Exercise input:
****************************************

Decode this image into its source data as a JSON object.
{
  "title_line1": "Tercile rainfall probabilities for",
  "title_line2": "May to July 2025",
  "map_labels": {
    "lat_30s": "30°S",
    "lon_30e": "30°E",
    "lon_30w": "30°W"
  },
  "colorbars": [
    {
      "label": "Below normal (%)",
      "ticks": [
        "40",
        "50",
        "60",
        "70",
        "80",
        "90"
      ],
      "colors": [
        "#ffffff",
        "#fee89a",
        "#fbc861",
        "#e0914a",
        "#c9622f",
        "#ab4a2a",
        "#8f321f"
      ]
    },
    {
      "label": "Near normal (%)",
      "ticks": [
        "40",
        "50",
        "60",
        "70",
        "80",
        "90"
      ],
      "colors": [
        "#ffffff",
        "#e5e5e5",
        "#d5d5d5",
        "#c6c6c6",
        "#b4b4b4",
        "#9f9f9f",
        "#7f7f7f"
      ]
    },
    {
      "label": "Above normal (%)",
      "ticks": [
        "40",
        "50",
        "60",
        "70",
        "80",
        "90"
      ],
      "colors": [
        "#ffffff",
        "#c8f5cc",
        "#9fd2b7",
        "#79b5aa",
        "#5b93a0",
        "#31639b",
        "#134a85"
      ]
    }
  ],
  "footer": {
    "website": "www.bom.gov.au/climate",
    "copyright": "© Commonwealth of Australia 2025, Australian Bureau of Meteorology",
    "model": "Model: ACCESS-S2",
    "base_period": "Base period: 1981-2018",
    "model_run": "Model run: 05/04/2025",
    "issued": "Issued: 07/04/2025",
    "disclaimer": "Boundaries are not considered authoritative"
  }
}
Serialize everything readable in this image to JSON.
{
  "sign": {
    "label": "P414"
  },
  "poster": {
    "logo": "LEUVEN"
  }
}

****************************************

What to do:
Write out the entries in full, exactly as given.

The output:
Decode this image into its source data as a JSON object.
{
  "title_line1": "Tercile rainfall probabilities for",
  "title_line2": "May to July 2025",
  "map_labels": {
    "lat_30s": "30°S",
    "lon_30e": "30°E",
    "lon_30w": "30°W"
  },
  "colorbars": [
    {
      "label": "Below normal (%)",
      "ticks": [
        "40",
        "50",
        "60",
        "70",
        "80",
        "90"
      ],
      "colors": [
        "#ffffff",
        "#fee89a",
        "#fbc861",
        "#e0914a",
        "#c9622f",
        "#ab4a2a",
        "#8f321f"
      ]
    },
    {
      "label": "Near normal (%)",
      "ticks": [
        "40",
        "50",
        "60",
        "70",
        "80",
        "90"
      ],
      "colors": [
        "#ffffff",
        "#e5e5e5",
        "#d5d5d5",
        "#c6c6c6",
        "#b4b4b4",
        "#9f9f9f",
        "#7f7f7f"
      ]
    },
    {
      "label": "Above normal (%)",
      "ticks": [
        "40",
        "50",
        "60",
        "70",
        "80",
        "90"
      ],
      "colors": [
        "#ffffff",
        "#c8f5cc",
        "#9fd2b7",
        "#79b5aa",
        "#5b93a0",
        "#31639b",
        "#134a85"
      ]
    }
  ],
  "footer": {
    "website": "www.bom.gov.au/climate",
    "copyright": "© Commonwealth of Australia 2025, Australian Bureau of Meteorology",
    "model": "Model: ACCESS-S2",
    "base_period": "Base period: 1981-2018",
    "model_run": "Model run: 05/04/2025",
    "issued": "Issued: 07/04/2025",
    "disclaimer": "Boundaries are not considered authoritative"
  }
}
Serialize everything readable in this image to JSON.
{
  "sign": {
    "label": "P414"
  },
  "poster": {
    "logo": "LEUVEN"
  }
}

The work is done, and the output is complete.